---- Supplied entries

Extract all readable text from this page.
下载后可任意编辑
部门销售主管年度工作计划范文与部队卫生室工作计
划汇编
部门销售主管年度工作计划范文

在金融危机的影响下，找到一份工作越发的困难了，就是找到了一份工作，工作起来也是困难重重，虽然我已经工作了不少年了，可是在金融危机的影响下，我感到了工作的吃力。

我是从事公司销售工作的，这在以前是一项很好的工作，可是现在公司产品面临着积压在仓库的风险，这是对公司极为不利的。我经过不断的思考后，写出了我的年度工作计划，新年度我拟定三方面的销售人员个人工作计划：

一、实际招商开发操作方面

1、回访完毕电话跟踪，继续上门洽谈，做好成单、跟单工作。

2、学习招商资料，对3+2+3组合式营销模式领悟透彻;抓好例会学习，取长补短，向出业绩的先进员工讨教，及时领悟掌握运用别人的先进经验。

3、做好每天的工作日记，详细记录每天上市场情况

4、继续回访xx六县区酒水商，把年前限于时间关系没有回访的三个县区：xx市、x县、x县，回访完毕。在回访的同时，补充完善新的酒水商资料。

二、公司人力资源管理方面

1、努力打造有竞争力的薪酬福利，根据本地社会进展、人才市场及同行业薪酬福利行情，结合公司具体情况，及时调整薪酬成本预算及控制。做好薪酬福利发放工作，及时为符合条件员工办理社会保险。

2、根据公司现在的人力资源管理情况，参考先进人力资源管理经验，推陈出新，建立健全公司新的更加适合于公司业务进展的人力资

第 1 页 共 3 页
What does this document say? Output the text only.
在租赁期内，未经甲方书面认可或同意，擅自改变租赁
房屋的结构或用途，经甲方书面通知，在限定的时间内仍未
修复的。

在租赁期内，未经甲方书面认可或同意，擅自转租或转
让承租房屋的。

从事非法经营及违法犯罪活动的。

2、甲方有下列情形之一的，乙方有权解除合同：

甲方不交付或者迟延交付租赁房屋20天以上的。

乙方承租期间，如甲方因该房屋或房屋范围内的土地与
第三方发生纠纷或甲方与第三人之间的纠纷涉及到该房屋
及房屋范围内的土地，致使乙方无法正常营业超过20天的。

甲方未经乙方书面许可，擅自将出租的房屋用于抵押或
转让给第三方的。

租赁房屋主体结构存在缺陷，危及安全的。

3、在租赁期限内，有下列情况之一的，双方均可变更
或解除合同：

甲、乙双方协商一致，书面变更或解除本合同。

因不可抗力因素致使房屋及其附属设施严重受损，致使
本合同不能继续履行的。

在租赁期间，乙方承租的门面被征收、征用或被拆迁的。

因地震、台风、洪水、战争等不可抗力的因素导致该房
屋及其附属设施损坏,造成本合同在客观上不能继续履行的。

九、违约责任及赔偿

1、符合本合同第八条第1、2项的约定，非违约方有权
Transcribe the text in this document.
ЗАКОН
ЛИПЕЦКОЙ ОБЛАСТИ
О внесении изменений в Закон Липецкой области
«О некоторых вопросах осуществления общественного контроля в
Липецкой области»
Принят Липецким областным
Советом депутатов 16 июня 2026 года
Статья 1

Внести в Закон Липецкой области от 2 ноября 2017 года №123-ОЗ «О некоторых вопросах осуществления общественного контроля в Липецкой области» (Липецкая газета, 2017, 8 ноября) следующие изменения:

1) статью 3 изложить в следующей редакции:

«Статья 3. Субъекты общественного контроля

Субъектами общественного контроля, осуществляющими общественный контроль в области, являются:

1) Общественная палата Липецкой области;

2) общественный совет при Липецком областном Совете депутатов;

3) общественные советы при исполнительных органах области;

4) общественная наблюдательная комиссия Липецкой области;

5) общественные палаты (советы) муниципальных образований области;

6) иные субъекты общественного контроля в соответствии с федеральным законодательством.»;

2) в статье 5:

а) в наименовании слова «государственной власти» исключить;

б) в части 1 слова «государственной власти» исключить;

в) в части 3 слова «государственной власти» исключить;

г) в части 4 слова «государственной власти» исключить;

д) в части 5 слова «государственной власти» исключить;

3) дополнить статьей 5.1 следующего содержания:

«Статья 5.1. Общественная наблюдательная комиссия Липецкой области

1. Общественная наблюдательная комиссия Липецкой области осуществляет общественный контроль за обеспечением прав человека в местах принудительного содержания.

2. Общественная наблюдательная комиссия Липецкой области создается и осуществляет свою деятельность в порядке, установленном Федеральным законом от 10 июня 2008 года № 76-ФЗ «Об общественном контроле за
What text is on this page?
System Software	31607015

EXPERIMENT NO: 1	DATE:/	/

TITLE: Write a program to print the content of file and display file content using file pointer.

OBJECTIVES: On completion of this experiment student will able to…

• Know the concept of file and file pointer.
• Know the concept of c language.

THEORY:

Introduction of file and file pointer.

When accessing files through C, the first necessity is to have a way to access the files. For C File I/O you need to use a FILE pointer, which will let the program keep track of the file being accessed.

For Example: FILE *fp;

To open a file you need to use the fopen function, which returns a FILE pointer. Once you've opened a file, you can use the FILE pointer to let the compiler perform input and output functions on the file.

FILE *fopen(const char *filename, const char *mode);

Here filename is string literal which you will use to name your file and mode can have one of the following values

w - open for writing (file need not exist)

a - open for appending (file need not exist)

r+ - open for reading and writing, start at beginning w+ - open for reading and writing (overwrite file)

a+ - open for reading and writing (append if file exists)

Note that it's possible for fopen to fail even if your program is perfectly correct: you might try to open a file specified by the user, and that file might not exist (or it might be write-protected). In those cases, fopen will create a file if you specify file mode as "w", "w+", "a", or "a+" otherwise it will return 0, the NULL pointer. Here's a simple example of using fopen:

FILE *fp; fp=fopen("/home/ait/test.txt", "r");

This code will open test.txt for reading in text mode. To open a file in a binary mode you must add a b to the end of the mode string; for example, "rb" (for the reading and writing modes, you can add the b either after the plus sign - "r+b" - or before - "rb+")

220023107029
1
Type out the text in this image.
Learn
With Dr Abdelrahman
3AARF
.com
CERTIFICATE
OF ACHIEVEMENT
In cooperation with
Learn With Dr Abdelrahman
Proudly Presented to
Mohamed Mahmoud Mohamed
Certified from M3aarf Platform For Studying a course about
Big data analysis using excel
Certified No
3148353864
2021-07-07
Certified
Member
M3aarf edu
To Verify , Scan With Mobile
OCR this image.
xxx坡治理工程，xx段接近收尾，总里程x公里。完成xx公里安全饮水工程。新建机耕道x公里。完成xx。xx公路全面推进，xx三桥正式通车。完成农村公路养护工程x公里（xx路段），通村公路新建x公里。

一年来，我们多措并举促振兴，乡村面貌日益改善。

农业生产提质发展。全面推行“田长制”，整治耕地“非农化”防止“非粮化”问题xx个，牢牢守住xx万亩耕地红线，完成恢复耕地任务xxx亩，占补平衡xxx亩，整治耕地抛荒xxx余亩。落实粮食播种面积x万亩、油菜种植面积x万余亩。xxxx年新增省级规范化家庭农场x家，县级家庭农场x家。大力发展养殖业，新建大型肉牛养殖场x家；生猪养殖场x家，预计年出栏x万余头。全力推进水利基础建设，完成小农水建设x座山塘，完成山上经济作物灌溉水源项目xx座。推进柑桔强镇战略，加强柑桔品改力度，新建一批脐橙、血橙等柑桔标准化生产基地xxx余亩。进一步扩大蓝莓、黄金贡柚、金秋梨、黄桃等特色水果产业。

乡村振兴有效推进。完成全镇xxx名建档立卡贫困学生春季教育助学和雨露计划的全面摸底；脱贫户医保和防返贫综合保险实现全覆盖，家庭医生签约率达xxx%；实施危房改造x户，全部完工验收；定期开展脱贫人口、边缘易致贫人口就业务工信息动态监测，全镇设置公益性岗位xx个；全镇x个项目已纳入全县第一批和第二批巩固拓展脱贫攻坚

--------

| Exercise task |
Each line must be given again exactly as written above.

| Solution to the exercise |
Extract all readable text from this page.
下载后可任意编辑
部门销售主管年度工作计划范文与部队卫生室工作计
划汇编
部门销售主管年度工作计划范文

在金融危机的影响下，找到一份工作越发的困难了，就是找到了一份工作，工作起来也是困难重重，虽然我已经工作了不少年了，可是在金融危机的影响下，我感到了工作的吃力。

我是从事公司销售工作的，这在以前是一项很好的工作，可是现在公司产品面临着积压在仓库的风险，这是对公司极为不利的。我经过不断的思考后，写出了我的年度工作计划，新年度我拟定三方面的销售人员个人工作计划：

一、实际招商开发操作方面

1、回访完毕电话跟踪，继续上门洽谈，做好成单、跟单工作。

2、学习招商资料，对3+2+3组合式营销模式领悟透彻;抓好例会学习，取长补短，向出业绩的先进员工讨教，及时领悟掌握运用别人的先进经验。

3、做好每天的工作日记，详细记录每天上市场情况

4、继续回访xx六县区酒水商，把年前限于时间关系没有回访的三个县区：xx市、x县、x县，回访完毕。在回访的同时，补充完善新的酒水商资料。

二、公司人力资源管理方面

1、努力打造有竞争力的薪酬福利，根据本地社会进展、人才市场及同行业薪酬福利行情，结合公司具体情况，及时调整薪酬成本预算及控制。做好薪酬福利发放工作，及时为符合条件员工办理社会保险。

2、根据公司现在的人力资源管理情况，参考先进人力资源管理经验，推陈出新，建立健全公司新的更加适合于公司业务进展的人力资

第 1 页 共 3 页
What does this document say? Output the text only.
在租赁期内，未经甲方书面认可或同意，擅自改变租赁
房屋的结构或用途，经甲方书面通知，在限定的时间内仍未
修复的。

在租赁期内，未经甲方书面认可或同意，擅自转租或转
让承租房屋的。

从事非法经营及违法犯罪活动的。

2、甲方有下列情形之一的，乙方有权解除合同：

甲方不交付或者迟延交付租赁房屋20天以上的。

乙方承租期间，如甲方因该房屋或房屋范围内的土地与
第三方发生纠纷或甲方与第三人之间的纠纷涉及到该房屋
及房屋范围内的土地，致使乙方无法正常营业超过20天的。

甲方未经乙方书面许可，擅自将出租的房屋用于抵押或
转让给第三方的。

租赁房屋主体结构存在缺陷，危及安全的。

3、在租赁期限内，有下列情况之一的，双方均可变更
或解除合同：

甲、乙双方协商一致，书面变更或解除本合同。

因不可抗力因素致使房屋及其附属设施严重受损，致使
本合同不能继续履行的。

在租赁期间，乙方承租的门面被征收、征用或被拆迁的。

因地震、台风、洪水、战争等不可抗力的因素导致该房
屋及其附属设施损坏,造成本合同在客观上不能继续履行的。

九、违约责任及赔偿

1、符合本合同第八条第1、2项的约定，非违约方有权
Transcribe the text in this document.
ЗАКОН
ЛИПЕЦКОЙ ОБЛАСТИ
О внесении изменений в Закон Липецкой области
«О некоторых вопросах осуществления общественного контроля в
Липецкой области»
Принят Липецким областным
Советом депутатов 16 июня 2026 года
Статья 1

Внести в Закон Липецкой области от 2 ноября 2017 года №123-ОЗ «О некоторых вопросах осуществления общественного контроля в Липецкой области» (Липецкая газета, 2017, 8 ноября) следующие изменения:

1) статью 3 изложить в следующей редакции:

«Статья 3. Субъекты общественного контроля

Субъектами общественного контроля, осуществляющими общественный контроль в области, являются:

1) Общественная палата Липецкой области;

2) общественный совет при Липецком областном Совете депутатов;

3) общественные советы при исполнительных органах области;

4) общественная наблюдательная комиссия Липецкой области;

5) общественные палаты (советы) муниципальных образований области;

6) иные субъекты общественного контроля в соответствии с федеральным законодательством.»;

2) в статье 5:

а) в наименовании слова «государственной власти» исключить;

б) в части 1 слова «государственной власти» исключить;

в) в части 3 слова «государственной власти» исключить;

г) в части 4 слова «государственной власти» исключить;

д) в части 5 слова «государственной власти» исключить;

3) дополнить статьей 5.1 следующего содержания:

«Статья 5.1. Общественная наблюдательная комиссия Липецкой области

1. Общественная наблюдательная комиссия Липецкой области осуществляет общественный контроль за обеспечением прав человека в местах принудительного содержания.

2. Общественная наблюдательная комиссия Липецкой области создается и осуществляет свою деятельность в порядке, установленном Федеральным законом от 10 июня 2008 года № 76-ФЗ «Об общественном контроле за
What text is on this page?
System Software	31607015

EXPERIMENT NO: 1	DATE:/	/

TITLE: Write a program to print the content of file and display file content using file pointer.

OBJECTIVES: On completion of this experiment student will able to…

• Know the concept of file and file pointer.
• Know the concept of c language.

THEORY:

Introduction of file and file pointer.

When accessing files through C, the first necessity is to have a way to access the files. For C File I/O you need to use a FILE pointer, which will let the program keep track of the file being accessed.

For Example: FILE *fp;

To open a file you need to use the fopen function, which returns a FILE pointer. Once you've opened a file, you can use the FILE pointer to let the compiler perform input and output functions on the file.

FILE *fopen(const char *filename, const char *mode);

Here filename is string literal which you will use to name your file and mode can have one of the following values

w - open for writing (file need not exist)

a - open for appending (file need not exist)

r+ - open for reading and writing, start at beginning w+ - open for reading and writing (overwrite file)

a+ - open for reading and writing (append if file exists)

Note that it's possible for fopen to fail even if your program is perfectly correct: you might try to open a file specified by the user, and that file might not exist (or it might be write-protected). In those cases, fopen will create a file if you specify file mode as "w", "w+", "a", or "a+" otherwise it will return 0, the NULL pointer. Here's a simple example of using fopen:

FILE *fp; fp=fopen("/home/ait/test.txt", "r");

This code will open test.txt for reading in text mode. To open a file in a binary mode you must add a b to the end of the mode string; for example, "rb" (for the reading and writing modes, you can add the b either after the plus sign - "r+b" - or before - "rb+")

220023107029
1
Type out the text in this image.
Learn
With Dr Abdelrahman
3AARF
.com
CERTIFICATE
OF ACHIEVEMENT
In cooperation with
Learn With Dr Abdelrahman
Proudly Presented to
Mohamed Mahmoud Mohamed
Certified from M3aarf Platform For Studying a course about
Big data analysis using excel
Certified No
3148353864
2021-07-07
Certified
Member
M3aarf edu
To Verify , Scan With Mobile
OCR this image.
xxx坡治理工程，xx段接近收尾，总里程x公里。完成xx公里安全饮水工程。新建机耕道x公里。完成xx。xx公路全面推进，xx三桥正式通车。完成农村公路养护工程x公里（xx路段），通村公路新建x公里。

一年来，我们多措并举促振兴，乡村面貌日益改善。

农业生产提质发展。全面推行“田长制”，整治耕地“非农化”防止“非粮化”问题xx个，牢牢守住xx万亩耕地红线，完成恢复耕地任务xxx亩，占补平衡xxx亩，整治耕地抛荒xxx余亩。落实粮食播种面积x万亩、油菜种植面积x万余亩。xxxx年新增省级规范化家庭农场x家，县级家庭农场x家。大力发展养殖业，新建大型肉牛养殖场x家；生猪养殖场x家，预计年出栏x万余头。全力推进水利基础建设，完成小农水建设x座山塘，完成山上经济作物灌溉水源项目xx座。推进柑桔强镇战略，加强柑桔品改力度，新建一批脐橙、血橙等柑桔标准化生产基地xxx余亩。进一步扩大蓝莓、黄金贡柚、金秋梨、黄桃等特色水果产业。

乡村振兴有效推进。完成全镇xxx名建档立卡贫困学生春季教育助学和雨露计划的全面摸底；脱贫户医保和防返贫综合保险实现全覆盖，家庭医生签约率达xxx%；实施危房改造x户，全部完工验收；定期开展脱贫人口、边缘易致贫人口就业务工信息动态监测，全镇设置公益性岗位xx个；全镇x个项目已纳入全县第一批和第二批巩固拓展脱贫攻坚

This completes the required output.